Dataset items:
== == ==

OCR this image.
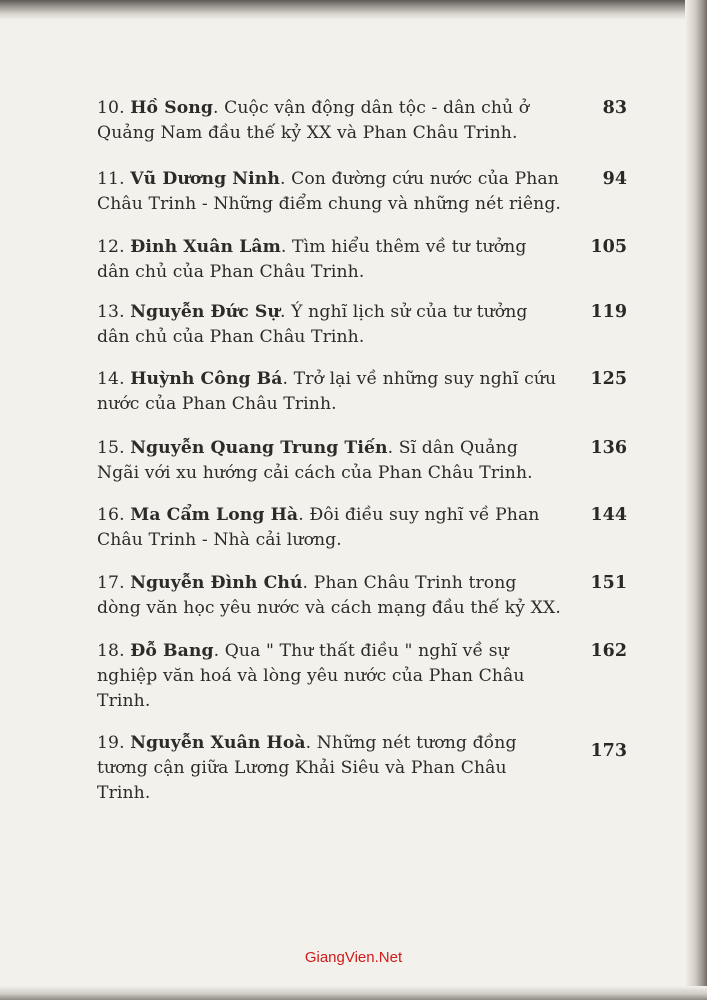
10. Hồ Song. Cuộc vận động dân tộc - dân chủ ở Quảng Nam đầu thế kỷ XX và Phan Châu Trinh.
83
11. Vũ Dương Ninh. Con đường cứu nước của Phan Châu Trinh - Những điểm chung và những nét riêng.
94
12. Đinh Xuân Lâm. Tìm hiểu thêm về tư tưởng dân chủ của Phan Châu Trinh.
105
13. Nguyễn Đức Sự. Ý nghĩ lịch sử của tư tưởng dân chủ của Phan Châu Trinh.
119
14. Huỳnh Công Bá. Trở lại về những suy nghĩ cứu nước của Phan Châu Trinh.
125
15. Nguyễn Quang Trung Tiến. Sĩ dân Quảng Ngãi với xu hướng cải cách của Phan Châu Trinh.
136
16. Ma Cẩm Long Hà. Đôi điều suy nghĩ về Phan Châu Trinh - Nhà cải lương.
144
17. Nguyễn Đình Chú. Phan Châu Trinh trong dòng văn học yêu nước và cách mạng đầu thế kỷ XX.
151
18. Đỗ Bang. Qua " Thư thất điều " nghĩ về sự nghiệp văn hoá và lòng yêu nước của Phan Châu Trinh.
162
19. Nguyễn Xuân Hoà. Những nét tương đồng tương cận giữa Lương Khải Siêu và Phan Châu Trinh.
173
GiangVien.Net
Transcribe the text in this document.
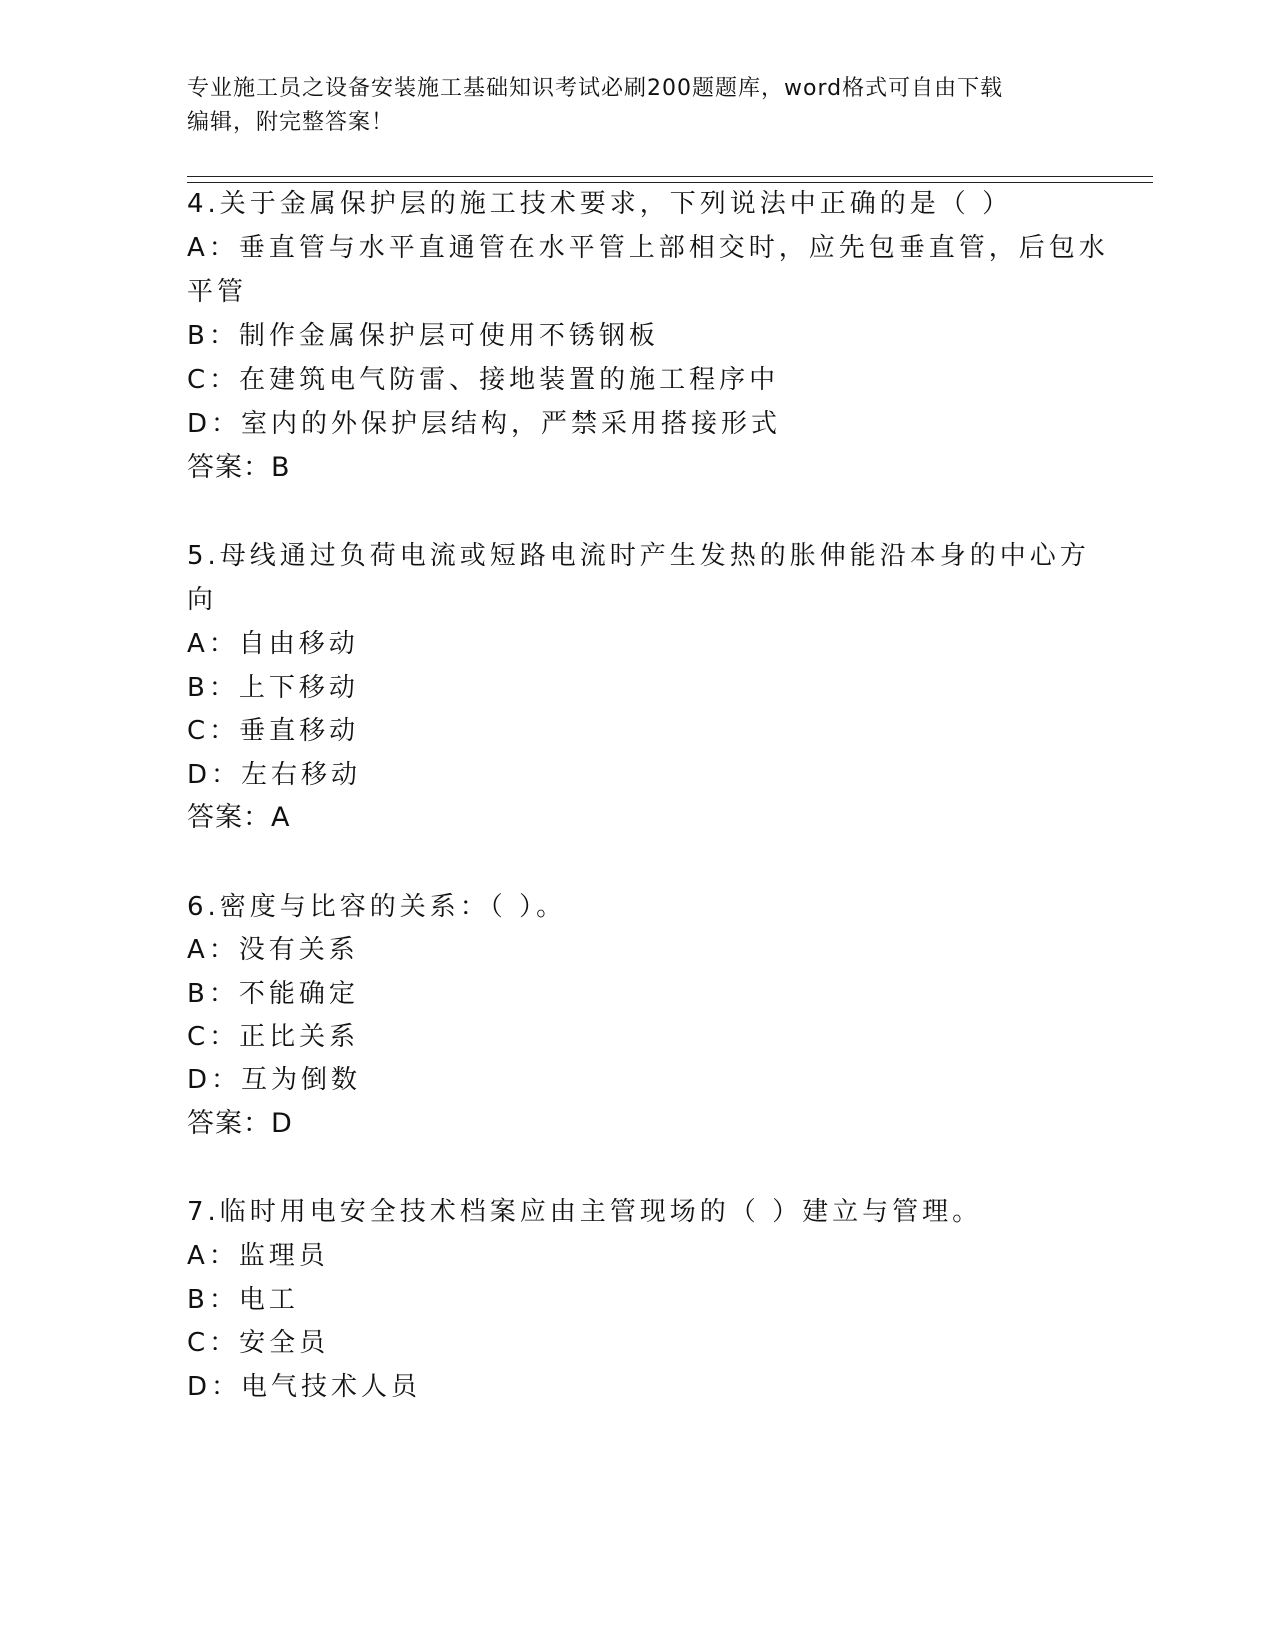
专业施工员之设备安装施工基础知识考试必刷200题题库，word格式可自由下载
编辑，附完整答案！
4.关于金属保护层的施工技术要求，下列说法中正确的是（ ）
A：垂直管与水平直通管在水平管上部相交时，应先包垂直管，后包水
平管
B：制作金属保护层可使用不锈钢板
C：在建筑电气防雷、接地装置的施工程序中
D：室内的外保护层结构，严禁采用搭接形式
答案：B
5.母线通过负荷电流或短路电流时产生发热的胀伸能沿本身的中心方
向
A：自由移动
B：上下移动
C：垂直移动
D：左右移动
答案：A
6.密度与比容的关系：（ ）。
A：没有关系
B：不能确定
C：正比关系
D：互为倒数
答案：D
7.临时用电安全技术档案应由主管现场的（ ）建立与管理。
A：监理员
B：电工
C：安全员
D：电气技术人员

== == ==

# What the task asks
Go through the material line by line. Show each line that contains the string "Quảng".

# Reply
10. Hồ Song. Cuộc vận động dân tộc - dân chủ ở Quảng Nam đầu thế kỷ XX và Phan Châu Trinh.
15. Nguyễn Quang Trung Tiến. Sĩ dân Quảng Ngãi với xu hướng cải cách của Phan Châu Trinh.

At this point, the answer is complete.